TASK TO CARRY OUT
Lay out the records as a Markdown table with the columns Row and Entry, beginning at their first line and stopping after the line that contains "line-text: 换言之，领海是沿海国的陆地领土的延伸，沿海国对其具有排他性的管辖权，而军舰在领海 <box>87". Number each row and omit any blank lines.

RAW DATA
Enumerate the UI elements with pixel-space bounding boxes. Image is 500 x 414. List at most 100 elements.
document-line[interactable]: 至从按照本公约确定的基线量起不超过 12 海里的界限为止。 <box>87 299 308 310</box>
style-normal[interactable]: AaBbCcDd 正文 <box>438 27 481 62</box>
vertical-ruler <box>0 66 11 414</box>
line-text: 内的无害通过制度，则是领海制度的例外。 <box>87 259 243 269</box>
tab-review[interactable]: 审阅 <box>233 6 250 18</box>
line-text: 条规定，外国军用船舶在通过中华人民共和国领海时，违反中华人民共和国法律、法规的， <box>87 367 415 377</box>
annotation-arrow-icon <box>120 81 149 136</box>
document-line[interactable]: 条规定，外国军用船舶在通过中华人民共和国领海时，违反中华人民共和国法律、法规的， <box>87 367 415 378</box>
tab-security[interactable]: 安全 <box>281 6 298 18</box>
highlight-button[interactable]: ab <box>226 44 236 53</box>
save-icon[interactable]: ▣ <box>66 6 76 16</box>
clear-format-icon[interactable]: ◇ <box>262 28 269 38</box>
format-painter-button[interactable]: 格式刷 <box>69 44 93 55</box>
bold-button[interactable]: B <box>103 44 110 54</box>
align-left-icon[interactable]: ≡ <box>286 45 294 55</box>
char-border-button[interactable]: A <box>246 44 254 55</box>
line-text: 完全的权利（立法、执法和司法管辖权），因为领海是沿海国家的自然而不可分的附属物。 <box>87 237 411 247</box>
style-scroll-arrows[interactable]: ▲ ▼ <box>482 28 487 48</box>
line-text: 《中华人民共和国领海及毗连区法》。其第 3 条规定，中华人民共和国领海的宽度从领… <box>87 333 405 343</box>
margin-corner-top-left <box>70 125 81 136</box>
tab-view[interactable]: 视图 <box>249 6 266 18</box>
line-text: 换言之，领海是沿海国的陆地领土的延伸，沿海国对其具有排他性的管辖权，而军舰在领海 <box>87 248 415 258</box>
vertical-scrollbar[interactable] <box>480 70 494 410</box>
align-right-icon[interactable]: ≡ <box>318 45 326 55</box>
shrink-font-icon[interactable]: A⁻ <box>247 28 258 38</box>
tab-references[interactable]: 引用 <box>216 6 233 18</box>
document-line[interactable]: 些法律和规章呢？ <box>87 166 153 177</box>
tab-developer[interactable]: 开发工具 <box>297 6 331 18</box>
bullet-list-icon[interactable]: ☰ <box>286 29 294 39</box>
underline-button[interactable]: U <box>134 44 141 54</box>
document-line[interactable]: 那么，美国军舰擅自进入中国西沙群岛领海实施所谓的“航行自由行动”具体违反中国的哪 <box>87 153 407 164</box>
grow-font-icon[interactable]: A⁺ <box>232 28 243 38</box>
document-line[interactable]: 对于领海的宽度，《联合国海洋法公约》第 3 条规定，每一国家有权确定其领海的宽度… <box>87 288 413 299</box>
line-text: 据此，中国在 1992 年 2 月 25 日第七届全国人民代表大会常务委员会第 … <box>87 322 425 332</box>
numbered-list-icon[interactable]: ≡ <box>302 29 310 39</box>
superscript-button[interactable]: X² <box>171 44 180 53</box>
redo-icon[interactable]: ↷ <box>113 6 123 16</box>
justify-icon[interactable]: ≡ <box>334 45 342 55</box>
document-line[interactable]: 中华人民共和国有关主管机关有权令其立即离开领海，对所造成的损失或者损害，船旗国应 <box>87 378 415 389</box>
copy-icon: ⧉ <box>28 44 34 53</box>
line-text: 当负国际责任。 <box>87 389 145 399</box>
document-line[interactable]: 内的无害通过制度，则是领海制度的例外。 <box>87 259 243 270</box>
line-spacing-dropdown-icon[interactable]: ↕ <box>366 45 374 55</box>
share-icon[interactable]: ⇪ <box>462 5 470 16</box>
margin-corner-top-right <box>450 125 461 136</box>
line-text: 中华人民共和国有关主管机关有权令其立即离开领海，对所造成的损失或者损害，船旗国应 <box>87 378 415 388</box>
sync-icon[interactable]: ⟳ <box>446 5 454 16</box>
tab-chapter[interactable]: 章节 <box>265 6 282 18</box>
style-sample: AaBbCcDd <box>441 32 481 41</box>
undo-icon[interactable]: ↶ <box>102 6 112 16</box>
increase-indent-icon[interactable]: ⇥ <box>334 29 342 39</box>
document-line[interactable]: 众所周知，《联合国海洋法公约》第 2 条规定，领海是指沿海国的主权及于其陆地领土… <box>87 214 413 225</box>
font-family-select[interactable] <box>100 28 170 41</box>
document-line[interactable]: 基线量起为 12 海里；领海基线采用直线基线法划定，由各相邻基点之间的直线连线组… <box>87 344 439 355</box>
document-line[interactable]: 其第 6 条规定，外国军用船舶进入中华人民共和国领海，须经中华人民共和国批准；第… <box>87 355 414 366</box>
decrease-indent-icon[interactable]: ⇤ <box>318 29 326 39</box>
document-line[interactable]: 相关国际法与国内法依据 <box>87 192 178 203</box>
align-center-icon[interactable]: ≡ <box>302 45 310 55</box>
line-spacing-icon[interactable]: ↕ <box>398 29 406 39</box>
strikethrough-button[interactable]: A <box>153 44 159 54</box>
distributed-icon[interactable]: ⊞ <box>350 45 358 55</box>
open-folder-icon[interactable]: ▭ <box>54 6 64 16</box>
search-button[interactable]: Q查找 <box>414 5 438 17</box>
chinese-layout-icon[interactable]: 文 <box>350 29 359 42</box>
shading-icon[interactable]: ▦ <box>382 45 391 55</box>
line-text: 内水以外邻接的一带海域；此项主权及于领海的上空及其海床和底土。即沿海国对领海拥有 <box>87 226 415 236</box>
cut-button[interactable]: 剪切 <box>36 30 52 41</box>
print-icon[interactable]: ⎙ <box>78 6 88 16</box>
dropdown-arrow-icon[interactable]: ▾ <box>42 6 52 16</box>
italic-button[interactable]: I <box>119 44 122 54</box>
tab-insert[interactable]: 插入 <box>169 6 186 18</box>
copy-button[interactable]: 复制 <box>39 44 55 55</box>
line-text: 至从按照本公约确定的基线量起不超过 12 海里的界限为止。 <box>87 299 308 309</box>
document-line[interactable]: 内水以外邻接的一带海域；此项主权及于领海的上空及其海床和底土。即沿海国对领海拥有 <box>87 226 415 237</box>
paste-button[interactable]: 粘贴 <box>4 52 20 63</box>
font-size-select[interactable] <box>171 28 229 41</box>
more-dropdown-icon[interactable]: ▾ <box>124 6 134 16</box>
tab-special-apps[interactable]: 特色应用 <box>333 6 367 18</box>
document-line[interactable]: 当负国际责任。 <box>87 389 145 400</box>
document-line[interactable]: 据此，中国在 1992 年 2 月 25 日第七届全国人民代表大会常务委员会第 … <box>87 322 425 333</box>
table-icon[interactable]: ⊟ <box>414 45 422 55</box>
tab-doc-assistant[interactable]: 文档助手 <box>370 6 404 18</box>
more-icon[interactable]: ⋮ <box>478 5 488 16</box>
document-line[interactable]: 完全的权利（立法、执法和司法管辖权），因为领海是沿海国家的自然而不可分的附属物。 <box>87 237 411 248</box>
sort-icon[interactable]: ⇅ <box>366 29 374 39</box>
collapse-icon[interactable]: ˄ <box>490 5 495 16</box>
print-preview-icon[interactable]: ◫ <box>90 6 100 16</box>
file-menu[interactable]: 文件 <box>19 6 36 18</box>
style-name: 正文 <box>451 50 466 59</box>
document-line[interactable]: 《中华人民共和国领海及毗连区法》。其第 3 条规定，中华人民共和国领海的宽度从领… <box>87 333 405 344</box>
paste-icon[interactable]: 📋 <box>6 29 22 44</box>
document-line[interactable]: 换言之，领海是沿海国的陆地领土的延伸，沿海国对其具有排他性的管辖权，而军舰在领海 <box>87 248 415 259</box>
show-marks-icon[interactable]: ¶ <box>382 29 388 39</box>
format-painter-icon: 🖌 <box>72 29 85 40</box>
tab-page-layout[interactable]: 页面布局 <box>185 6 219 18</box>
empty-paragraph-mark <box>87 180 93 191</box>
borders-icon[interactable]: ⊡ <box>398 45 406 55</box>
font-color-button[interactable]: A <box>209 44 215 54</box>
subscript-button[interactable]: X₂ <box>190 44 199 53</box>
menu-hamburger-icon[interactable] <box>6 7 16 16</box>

TASK RESPONSE
| Row | Entry |
|---|---|
| 1 | Enumerate the UI elements with pixel-space bounding boxes. Image is 500 x 414. List at most 100 elements. |
| 2 | document-line[interactable]: 至从按照本公约确定的基线量起不超过 12 海里的界限为止。 <box>87 299 308 310</box> |
| 3 | style-normal[interactable]: AaBbCcDd 正文 <box>438 27 481 62</box> |
| 4 | vertical-ruler <box>0 66 11 414</box> |
| 5 | line-text: 内的无害通过制度，则是领海制度的例外。 <box>87 259 243 269</box> |
| 6 | tab-review[interactable]: 审阅 <box>233 6 250 18</box> |
| 7 | line-text: 条规定，外国军用船舶在通过中华人民共和国领海时，违反中华人民共和国法律、法规的， <box>87 367 415 377</box> |
| 8 | annotation-arrow-icon <box>120 81 149 136</box> |
| 9 | document-line[interactable]: 条规定，外国军用船舶在通过中华人民共和国领海时，违反中华人民共和国法律、法规的， <box>87 367 415 378</box> |
| 10 | tab-security[interactable]: 安全 <box>281 6 298 18</box> |
| 11 | highlight-button[interactable]: ab <box>226 44 236 53</box> |
| 12 | save-icon[interactable]: ▣ <box>66 6 76 16</box> |
| 13 | clear-format-icon[interactable]: ◇ <box>262 28 269 38</box> |
| 14 | format-painter-button[interactable]: 格式刷 <box>69 44 93 55</box> |
| 15 | bold-button[interactable]: B <box>103 44 110 54</box> |
| 16 | align-left-icon[interactable]: ≡ <box>286 45 294 55</box> |
| 17 | char-border-button[interactable]: A <box>246 44 254 55</box> |
| 18 | line-text: 完全的权利（立法、执法和司法管辖权），因为领海是沿海国家的自然而不可分的附属物。 <box>87 237 411 247</box> |
| 19 | style-scroll-arrows[interactable]: ▲ ▼ <box>482 28 487 48</box> |
| 20 | line-text: 《中华人民共和国领海及毗连区法》。其第 3 条规定，中华人民共和国领海的宽度从领… <box>87 333 405 343</box> |
| 21 | margin-corner-top-left <box>70 125 81 136</box> |
| 22 | tab-view[interactable]: 视图 <box>249 6 266 18</box> |
| 23 | line-text: 换言之，领海是沿海国的陆地领土的延伸，沿海国对其具有排他性的管辖权，而军舰在领海 <box>87 248 415 258</box> |